# Set problem
Reproduce all lines of the listing below in which the word "DEPUTADOS" occurs.

# Source material
------
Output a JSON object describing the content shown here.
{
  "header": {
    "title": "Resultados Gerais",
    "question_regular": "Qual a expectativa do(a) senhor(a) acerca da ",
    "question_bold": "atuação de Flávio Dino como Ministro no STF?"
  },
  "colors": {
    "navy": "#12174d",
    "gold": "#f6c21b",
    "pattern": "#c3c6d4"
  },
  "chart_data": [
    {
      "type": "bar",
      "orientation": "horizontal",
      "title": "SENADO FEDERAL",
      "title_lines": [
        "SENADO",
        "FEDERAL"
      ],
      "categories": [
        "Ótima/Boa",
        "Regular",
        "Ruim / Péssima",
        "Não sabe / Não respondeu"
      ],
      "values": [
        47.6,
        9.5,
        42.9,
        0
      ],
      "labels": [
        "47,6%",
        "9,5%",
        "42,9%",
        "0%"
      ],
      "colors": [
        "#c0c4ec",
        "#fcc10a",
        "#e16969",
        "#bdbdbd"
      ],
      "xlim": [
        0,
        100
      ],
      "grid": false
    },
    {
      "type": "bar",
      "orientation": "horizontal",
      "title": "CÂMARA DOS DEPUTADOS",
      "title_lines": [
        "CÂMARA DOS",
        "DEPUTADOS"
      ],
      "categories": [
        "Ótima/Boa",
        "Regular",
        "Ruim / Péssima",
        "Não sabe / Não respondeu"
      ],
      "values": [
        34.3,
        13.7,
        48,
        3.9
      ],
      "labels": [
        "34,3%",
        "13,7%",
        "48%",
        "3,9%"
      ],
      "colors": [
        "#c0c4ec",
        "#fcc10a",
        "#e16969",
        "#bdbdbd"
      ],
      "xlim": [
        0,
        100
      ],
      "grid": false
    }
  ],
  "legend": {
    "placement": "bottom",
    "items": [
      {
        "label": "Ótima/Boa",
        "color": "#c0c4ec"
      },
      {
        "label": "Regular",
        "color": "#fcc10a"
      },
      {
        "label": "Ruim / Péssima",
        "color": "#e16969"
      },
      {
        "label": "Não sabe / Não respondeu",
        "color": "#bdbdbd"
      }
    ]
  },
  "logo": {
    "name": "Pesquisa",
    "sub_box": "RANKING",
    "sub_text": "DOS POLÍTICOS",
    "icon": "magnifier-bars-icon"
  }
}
------
# Response
      "title": "CÂMARA DOS DEPUTADOS",
        "DEPUTADOS"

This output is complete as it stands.